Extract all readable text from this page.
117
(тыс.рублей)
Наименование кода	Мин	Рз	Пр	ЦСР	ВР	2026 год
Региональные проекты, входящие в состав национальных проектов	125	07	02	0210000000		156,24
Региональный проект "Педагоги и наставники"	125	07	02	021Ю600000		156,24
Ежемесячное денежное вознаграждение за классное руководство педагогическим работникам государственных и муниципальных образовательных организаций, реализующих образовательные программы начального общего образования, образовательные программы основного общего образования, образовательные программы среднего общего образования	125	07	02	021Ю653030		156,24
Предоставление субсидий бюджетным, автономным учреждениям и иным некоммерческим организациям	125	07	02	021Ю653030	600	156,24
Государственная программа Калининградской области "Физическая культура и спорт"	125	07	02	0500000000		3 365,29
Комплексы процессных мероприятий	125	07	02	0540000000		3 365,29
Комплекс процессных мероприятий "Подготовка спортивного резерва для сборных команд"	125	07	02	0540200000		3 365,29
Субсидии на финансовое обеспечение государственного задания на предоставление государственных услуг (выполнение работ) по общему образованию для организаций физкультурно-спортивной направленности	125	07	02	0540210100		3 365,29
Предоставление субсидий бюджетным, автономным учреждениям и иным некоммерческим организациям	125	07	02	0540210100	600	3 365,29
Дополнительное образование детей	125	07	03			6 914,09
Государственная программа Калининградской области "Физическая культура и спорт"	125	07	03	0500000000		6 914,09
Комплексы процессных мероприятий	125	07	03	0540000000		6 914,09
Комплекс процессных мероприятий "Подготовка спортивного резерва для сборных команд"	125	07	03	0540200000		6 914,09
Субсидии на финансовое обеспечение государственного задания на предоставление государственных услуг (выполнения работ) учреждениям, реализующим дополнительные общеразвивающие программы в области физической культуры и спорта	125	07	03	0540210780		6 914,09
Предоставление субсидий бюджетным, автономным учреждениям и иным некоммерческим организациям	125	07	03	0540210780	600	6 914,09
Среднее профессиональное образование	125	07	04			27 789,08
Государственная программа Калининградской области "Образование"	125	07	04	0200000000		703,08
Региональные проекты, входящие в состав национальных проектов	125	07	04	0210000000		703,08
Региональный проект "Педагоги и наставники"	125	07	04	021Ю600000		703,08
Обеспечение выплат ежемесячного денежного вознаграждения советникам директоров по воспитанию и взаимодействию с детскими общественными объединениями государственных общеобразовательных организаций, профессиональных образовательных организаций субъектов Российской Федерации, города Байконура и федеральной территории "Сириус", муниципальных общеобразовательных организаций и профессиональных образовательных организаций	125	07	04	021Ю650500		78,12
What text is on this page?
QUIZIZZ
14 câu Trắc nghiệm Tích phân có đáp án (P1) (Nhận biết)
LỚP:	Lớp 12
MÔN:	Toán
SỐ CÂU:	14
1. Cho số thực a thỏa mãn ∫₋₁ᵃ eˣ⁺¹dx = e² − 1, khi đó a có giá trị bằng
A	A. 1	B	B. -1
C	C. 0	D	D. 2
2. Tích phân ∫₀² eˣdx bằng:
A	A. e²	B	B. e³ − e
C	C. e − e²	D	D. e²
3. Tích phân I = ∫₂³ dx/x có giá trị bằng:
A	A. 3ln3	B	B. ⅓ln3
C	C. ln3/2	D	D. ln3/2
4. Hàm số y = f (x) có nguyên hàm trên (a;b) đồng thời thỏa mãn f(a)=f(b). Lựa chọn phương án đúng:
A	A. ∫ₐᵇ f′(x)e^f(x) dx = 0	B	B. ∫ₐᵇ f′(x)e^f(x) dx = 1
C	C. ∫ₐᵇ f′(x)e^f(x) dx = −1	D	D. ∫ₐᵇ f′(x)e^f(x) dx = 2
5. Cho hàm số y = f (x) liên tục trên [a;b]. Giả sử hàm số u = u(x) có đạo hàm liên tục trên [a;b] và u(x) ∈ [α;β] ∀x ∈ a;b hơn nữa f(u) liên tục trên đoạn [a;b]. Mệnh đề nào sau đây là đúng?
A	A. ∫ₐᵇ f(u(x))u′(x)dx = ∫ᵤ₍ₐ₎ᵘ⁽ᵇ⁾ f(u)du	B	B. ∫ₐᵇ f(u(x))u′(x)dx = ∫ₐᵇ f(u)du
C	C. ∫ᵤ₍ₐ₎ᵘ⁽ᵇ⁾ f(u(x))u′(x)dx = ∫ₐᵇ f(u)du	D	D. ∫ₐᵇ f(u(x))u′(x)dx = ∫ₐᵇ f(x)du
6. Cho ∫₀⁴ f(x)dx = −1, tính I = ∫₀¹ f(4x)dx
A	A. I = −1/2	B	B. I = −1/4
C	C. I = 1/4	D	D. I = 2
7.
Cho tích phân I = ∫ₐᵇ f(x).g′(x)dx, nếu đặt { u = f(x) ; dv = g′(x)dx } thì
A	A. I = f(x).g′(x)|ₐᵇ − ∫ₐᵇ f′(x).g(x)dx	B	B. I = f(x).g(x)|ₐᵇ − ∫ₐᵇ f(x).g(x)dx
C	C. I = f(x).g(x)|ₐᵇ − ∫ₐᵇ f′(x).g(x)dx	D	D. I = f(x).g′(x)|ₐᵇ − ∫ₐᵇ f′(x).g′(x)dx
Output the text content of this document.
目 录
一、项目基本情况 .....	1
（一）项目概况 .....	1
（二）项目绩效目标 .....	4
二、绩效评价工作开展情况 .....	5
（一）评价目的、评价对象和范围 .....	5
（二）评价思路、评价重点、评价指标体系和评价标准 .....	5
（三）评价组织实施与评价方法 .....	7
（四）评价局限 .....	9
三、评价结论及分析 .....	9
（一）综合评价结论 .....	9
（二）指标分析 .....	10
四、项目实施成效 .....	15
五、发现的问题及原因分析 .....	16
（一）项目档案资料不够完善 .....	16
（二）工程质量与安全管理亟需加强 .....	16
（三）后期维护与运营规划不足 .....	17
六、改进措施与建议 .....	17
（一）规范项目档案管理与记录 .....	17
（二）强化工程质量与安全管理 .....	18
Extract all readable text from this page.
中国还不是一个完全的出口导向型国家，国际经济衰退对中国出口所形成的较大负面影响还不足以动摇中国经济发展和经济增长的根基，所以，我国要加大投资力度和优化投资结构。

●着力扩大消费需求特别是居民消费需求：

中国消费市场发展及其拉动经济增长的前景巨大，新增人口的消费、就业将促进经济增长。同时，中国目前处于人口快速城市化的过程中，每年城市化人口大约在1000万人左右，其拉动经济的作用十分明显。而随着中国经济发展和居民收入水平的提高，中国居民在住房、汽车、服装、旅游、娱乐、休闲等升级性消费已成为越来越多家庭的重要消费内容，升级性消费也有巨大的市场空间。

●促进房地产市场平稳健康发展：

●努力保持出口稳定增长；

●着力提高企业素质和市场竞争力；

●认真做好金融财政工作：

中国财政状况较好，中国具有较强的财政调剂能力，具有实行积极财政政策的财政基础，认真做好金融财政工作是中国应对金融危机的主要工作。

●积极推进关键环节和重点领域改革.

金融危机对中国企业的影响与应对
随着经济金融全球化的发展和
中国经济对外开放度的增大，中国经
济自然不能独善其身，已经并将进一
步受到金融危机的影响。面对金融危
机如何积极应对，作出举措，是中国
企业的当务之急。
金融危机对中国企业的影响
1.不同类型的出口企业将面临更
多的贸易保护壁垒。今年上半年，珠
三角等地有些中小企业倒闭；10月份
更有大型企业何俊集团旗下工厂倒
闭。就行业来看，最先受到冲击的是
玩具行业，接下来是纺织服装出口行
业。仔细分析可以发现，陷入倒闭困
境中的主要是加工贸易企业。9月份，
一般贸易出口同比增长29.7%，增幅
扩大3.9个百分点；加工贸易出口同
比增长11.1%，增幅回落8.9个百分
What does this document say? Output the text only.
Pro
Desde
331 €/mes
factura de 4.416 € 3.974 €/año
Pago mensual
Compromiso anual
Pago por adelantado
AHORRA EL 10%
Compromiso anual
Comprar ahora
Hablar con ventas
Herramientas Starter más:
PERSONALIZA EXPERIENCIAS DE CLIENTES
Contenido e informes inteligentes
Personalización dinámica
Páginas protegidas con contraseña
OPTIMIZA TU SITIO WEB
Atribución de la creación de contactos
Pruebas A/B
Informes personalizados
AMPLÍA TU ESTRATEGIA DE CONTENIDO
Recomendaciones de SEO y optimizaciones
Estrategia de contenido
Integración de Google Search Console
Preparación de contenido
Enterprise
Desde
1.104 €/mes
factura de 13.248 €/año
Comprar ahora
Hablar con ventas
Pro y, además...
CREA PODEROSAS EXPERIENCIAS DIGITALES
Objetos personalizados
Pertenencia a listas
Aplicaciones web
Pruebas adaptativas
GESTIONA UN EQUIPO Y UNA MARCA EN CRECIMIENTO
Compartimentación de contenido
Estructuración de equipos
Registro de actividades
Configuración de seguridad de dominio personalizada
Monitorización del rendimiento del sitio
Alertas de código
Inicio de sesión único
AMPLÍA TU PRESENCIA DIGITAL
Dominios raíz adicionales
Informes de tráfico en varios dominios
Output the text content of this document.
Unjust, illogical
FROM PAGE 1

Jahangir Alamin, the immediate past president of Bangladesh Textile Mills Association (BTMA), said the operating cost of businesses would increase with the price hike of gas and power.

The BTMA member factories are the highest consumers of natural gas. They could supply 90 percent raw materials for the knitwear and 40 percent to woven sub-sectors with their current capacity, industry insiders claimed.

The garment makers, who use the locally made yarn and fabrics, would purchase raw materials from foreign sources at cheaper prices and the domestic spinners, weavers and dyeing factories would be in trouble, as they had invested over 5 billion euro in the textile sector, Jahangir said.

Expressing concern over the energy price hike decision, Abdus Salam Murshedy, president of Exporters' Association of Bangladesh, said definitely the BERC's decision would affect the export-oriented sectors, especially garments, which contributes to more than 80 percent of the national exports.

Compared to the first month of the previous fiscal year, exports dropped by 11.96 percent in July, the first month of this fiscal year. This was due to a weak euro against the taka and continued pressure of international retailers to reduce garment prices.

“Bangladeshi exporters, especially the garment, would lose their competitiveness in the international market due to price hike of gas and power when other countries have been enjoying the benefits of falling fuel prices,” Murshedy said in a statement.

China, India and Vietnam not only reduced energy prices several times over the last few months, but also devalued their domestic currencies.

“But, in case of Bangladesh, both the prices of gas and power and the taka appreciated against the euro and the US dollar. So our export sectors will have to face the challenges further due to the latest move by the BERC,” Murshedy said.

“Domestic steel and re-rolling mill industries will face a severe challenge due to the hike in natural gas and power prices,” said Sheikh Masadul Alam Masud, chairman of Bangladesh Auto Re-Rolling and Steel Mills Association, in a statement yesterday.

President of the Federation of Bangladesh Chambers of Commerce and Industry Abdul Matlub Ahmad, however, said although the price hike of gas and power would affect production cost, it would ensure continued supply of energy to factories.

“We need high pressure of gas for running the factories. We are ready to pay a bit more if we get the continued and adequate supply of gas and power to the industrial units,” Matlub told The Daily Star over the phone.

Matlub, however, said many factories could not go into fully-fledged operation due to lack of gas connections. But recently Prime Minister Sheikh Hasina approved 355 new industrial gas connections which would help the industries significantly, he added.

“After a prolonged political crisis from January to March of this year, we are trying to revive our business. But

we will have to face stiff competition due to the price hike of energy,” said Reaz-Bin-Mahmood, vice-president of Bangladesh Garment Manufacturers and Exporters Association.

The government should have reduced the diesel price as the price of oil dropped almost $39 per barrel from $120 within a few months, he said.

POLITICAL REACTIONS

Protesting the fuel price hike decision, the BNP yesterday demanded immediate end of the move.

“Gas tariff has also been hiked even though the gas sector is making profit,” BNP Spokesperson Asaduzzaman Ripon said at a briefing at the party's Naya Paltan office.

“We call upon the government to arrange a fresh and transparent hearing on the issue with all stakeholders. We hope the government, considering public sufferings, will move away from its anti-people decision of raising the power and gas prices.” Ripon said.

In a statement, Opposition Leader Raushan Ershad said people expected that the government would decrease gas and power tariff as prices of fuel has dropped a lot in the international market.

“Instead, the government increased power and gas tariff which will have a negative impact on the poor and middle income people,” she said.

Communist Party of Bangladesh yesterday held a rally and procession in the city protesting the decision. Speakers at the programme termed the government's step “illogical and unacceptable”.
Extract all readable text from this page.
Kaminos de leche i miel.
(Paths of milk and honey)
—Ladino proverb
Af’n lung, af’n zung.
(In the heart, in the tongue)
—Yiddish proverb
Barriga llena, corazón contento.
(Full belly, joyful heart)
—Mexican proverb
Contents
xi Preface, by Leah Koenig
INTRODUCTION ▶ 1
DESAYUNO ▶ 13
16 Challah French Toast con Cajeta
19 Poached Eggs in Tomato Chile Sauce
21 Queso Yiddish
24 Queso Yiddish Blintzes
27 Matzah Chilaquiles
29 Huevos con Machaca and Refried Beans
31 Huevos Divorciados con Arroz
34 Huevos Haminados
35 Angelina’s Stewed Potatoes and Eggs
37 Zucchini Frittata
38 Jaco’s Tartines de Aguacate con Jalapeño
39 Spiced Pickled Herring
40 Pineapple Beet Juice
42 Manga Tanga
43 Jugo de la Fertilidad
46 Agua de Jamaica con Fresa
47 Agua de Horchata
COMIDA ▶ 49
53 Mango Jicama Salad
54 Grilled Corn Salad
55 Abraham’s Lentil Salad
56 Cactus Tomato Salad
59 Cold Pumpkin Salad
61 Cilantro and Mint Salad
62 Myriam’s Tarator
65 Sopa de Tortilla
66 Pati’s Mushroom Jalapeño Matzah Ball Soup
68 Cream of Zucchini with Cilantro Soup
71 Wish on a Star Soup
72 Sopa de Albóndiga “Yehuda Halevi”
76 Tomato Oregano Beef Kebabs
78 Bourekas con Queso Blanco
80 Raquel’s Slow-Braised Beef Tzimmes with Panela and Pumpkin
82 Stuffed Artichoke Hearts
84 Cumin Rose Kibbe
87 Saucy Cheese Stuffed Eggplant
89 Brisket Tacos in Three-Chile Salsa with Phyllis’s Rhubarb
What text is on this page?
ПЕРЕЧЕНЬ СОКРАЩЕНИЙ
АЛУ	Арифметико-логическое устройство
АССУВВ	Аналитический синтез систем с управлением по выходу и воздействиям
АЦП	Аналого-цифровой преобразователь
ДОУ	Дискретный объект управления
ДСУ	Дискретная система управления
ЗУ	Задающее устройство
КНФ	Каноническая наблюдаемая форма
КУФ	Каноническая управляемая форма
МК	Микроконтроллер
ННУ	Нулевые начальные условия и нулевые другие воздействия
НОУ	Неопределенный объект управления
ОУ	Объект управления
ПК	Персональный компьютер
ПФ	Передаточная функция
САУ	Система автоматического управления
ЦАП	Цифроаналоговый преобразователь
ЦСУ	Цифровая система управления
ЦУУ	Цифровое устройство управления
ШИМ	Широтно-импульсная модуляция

Short exercise — Search the entries for the word "Каноническая" and gather every line where it appears.

Output of the task —
КНФ	Каноническая наблюдаемая форма
КУФ	Каноническая управляемая форма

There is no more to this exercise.